## [Problem statement]
Output, unchanged, the lines from the one containing "List each element" through the one containing "heatmap-cell [317, 395, 320, 414]", including both of those lines.

Collected data entries
◇ ◇ ◇ ◇

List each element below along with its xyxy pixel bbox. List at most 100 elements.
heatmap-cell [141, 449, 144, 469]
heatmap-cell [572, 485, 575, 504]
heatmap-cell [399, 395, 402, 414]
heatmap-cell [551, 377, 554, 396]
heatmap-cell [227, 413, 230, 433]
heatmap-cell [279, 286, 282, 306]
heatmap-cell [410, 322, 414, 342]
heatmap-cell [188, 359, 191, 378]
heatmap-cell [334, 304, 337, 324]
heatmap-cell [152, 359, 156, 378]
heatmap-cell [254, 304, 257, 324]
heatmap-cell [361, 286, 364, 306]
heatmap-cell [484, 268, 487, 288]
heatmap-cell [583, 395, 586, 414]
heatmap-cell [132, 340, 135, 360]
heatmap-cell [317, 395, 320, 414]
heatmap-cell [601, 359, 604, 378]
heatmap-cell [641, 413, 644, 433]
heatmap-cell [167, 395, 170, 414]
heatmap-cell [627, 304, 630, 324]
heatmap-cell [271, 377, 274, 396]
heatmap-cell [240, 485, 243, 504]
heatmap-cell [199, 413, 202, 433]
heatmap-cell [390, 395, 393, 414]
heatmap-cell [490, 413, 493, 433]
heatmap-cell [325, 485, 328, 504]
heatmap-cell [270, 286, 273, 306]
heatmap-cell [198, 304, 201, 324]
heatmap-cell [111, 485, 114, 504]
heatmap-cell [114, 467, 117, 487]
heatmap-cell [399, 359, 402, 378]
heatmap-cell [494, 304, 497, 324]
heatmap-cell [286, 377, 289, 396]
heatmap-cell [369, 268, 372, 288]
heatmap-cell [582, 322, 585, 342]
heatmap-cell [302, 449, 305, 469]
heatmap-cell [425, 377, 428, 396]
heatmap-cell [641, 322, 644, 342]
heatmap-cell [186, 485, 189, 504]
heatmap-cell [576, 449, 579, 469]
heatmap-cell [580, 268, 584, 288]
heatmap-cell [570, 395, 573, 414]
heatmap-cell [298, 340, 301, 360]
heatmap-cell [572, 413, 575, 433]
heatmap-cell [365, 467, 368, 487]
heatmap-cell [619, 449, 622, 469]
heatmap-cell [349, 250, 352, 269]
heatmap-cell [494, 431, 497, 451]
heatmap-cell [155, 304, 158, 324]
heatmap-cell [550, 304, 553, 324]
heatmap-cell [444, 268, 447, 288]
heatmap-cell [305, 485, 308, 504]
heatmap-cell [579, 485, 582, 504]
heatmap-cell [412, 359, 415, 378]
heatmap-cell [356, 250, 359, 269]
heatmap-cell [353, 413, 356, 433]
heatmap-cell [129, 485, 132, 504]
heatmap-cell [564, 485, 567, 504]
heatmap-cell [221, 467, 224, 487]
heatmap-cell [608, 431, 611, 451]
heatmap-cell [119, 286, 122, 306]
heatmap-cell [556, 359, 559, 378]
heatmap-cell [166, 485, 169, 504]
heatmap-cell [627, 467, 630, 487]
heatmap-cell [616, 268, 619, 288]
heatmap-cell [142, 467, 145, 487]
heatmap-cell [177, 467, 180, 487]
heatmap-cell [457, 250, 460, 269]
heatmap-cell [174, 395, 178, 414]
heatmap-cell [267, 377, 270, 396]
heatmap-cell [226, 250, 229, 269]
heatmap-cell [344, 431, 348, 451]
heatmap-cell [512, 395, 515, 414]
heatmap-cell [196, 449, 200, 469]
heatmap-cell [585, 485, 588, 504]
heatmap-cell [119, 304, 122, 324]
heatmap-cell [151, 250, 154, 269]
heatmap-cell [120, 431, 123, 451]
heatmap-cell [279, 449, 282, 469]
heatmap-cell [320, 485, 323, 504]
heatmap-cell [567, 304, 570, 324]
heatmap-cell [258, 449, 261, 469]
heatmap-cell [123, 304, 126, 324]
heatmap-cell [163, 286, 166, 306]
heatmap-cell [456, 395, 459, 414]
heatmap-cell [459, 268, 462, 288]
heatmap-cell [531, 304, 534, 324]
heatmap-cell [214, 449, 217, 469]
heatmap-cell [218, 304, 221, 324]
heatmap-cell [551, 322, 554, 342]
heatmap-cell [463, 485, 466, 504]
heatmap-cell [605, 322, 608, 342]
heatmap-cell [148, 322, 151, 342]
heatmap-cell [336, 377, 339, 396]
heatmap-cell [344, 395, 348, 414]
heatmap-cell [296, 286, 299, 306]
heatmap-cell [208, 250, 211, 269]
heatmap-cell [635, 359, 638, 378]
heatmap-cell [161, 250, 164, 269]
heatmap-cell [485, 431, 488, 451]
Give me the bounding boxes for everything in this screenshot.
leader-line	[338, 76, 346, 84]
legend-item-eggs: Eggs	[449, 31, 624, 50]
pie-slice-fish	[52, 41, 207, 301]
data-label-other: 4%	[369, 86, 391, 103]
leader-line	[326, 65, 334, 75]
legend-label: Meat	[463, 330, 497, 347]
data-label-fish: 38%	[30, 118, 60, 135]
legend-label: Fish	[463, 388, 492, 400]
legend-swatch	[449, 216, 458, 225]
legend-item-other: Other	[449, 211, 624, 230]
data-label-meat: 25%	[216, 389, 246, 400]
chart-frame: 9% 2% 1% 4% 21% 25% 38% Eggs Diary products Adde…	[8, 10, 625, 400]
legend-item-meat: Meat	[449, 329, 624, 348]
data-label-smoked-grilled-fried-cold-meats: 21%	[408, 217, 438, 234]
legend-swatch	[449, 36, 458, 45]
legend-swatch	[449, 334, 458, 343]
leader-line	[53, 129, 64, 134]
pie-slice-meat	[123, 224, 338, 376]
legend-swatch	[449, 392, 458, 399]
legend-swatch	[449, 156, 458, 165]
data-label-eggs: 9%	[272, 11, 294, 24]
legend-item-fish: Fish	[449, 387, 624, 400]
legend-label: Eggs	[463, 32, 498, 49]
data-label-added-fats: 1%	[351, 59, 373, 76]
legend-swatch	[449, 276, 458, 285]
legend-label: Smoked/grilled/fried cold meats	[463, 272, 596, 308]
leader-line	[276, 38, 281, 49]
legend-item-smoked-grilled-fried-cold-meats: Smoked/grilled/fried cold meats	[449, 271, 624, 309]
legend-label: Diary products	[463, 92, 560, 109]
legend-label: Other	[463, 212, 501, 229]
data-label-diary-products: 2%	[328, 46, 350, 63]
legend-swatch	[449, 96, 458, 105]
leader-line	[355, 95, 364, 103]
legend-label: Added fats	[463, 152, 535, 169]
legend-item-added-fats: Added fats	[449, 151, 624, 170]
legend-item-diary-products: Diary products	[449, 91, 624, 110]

◇ ◇ ◇ ◇

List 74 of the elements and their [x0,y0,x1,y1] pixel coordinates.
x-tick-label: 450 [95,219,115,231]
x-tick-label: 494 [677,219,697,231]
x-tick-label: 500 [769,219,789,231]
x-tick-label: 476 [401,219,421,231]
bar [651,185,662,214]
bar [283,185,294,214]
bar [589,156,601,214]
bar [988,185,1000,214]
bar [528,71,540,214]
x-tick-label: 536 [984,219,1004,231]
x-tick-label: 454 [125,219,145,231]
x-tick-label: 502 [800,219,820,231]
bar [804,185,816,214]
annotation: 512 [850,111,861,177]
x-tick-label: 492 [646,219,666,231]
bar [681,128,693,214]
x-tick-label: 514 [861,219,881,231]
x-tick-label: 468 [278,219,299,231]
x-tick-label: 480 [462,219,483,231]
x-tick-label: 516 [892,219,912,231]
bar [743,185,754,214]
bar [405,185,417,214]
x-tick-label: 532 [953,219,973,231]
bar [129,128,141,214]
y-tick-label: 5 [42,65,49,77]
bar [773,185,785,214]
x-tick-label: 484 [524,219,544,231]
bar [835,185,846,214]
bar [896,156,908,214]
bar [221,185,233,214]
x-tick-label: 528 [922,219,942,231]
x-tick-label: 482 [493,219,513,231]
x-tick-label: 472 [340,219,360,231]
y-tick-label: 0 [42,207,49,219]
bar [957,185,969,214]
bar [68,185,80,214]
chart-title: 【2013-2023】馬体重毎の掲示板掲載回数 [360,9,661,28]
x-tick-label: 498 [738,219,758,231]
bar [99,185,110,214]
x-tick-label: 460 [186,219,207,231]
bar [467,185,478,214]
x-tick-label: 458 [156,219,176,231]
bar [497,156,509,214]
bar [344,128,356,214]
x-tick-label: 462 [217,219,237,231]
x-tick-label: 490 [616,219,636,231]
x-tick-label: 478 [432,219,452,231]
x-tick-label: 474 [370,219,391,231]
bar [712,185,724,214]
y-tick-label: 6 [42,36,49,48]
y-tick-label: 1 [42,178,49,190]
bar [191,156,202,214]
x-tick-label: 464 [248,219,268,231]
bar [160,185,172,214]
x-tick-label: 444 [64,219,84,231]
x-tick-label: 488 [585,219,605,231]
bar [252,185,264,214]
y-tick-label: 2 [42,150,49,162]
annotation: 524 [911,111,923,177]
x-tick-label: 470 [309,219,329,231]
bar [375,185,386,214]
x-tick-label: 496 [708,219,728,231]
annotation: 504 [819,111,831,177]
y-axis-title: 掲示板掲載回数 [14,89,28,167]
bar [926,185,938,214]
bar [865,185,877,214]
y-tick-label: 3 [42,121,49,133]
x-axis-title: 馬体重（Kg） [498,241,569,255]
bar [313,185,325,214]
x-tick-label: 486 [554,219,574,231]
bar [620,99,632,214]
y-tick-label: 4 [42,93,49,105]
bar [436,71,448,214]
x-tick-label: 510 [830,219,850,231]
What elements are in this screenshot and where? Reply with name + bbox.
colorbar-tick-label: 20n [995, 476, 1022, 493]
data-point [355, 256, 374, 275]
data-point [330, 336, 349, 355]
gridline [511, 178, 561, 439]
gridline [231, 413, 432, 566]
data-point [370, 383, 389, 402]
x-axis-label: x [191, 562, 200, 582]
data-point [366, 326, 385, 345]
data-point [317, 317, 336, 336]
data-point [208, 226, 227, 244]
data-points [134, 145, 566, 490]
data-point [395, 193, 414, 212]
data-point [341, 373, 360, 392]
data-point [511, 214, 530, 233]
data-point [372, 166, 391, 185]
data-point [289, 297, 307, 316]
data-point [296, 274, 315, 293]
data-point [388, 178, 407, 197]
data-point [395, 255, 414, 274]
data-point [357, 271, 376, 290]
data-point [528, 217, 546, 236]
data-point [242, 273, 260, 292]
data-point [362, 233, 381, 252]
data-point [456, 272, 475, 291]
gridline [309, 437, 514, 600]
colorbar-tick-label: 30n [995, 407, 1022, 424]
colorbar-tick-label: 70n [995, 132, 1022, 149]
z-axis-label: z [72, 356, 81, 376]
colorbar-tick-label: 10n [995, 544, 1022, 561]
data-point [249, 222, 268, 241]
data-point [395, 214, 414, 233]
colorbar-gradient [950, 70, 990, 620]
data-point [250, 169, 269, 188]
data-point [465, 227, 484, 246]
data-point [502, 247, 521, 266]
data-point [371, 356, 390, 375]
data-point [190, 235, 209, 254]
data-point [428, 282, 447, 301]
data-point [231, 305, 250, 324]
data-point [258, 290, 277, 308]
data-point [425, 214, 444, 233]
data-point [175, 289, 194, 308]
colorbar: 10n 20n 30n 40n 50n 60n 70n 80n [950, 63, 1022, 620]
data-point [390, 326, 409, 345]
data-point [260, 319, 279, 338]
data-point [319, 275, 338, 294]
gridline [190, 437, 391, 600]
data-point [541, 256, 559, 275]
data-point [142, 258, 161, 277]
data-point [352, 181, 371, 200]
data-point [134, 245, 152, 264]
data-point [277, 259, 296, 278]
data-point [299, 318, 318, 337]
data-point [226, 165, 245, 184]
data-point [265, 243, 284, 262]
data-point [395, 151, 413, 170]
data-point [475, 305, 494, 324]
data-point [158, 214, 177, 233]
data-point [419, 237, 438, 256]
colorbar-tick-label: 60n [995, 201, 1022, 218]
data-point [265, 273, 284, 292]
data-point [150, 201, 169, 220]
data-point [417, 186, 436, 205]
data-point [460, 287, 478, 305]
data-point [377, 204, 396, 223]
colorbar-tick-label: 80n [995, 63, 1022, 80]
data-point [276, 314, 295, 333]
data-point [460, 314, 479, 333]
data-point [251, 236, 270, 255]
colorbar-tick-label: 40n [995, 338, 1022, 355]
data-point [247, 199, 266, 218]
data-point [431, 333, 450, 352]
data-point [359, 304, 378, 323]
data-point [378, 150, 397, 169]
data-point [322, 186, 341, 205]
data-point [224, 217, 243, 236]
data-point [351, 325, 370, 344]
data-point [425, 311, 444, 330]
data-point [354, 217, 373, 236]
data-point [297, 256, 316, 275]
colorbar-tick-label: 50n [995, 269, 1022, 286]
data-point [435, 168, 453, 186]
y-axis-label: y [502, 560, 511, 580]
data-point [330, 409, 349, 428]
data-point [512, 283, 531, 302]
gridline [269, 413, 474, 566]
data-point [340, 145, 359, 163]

◇ ◇ ◇ ◇

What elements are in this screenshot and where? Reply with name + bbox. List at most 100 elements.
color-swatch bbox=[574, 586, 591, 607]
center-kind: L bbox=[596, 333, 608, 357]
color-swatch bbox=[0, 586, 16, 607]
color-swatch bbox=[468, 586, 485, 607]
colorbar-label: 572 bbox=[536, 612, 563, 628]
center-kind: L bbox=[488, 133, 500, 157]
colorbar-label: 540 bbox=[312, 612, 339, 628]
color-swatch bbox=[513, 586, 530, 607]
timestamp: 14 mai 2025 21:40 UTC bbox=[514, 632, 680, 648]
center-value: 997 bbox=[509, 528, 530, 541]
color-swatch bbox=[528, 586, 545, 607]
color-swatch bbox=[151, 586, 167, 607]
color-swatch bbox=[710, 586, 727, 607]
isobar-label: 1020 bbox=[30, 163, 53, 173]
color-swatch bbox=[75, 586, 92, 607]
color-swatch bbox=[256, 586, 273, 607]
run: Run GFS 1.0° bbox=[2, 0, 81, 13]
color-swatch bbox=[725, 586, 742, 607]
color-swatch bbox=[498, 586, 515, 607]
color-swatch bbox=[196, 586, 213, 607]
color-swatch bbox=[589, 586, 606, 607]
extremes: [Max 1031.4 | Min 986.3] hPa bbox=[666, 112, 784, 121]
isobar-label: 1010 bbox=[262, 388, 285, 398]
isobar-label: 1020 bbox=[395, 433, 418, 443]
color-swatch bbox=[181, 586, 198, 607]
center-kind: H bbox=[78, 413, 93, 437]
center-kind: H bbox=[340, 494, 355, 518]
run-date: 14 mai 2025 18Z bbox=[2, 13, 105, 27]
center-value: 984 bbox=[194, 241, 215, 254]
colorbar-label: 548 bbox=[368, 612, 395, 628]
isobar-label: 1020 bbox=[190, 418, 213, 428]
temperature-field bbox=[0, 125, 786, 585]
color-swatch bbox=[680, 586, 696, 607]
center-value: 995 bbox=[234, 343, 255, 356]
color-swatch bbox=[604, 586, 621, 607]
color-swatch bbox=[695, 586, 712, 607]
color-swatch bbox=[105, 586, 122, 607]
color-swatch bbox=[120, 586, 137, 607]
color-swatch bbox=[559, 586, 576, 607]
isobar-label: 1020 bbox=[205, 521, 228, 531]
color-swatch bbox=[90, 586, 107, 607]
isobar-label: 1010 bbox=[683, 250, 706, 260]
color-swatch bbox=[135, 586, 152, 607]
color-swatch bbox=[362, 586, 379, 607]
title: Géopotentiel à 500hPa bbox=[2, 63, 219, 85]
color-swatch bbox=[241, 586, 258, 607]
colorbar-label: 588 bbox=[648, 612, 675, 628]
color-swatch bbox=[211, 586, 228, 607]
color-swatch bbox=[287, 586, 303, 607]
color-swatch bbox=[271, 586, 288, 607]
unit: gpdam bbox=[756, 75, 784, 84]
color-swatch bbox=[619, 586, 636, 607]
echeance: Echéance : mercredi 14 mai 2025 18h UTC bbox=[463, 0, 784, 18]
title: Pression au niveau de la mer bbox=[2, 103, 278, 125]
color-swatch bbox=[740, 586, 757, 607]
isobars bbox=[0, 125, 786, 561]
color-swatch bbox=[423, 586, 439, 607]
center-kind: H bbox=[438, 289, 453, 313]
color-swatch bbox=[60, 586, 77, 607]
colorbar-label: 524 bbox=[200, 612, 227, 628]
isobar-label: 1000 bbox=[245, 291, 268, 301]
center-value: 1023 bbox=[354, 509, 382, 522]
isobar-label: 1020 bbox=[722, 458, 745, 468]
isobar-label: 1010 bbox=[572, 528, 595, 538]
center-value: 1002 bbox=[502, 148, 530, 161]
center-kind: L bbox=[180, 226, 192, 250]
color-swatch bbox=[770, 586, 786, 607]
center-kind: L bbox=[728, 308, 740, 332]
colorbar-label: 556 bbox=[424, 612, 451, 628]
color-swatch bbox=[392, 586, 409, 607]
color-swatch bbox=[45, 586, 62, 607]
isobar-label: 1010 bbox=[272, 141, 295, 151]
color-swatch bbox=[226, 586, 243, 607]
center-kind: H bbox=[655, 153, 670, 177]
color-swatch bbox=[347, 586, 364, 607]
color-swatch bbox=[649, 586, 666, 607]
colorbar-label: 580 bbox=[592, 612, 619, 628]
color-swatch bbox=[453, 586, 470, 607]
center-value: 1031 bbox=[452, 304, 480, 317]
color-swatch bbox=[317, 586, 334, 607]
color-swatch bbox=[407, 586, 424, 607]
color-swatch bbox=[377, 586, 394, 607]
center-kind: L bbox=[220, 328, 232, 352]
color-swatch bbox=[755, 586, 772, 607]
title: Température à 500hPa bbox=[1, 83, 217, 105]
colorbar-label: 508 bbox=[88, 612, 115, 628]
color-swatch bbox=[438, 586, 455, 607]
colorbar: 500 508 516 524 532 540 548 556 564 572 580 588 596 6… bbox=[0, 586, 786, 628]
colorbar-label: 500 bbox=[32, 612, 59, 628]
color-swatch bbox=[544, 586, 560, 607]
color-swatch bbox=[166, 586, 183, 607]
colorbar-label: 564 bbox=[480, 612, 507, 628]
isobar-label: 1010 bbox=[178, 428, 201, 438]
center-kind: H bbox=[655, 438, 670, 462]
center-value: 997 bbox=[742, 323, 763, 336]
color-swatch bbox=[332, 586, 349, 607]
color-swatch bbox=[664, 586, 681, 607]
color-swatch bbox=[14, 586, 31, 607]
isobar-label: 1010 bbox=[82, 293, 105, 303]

◇ ◇ ◇ ◇

## [Written solution]
List each element below along with its xyxy pixel bbox. List at most 100 elements.
heatmap-cell [141, 449, 144, 469]
heatmap-cell [572, 485, 575, 504]
heatmap-cell [399, 395, 402, 414]
heatmap-cell [551, 377, 554, 396]
heatmap-cell [227, 413, 230, 433]
heatmap-cell [279, 286, 282, 306]
heatmap-cell [410, 322, 414, 342]
heatmap-cell [188, 359, 191, 378]
heatmap-cell [334, 304, 337, 324]
heatmap-cell [152, 359, 156, 378]
heatmap-cell [254, 304, 257, 324]
heatmap-cell [361, 286, 364, 306]
heatmap-cell [484, 268, 487, 288]
heatmap-cell [583, 395, 586, 414]
heatmap-cell [132, 340, 135, 360]
heatmap-cell [317, 395, 320, 414]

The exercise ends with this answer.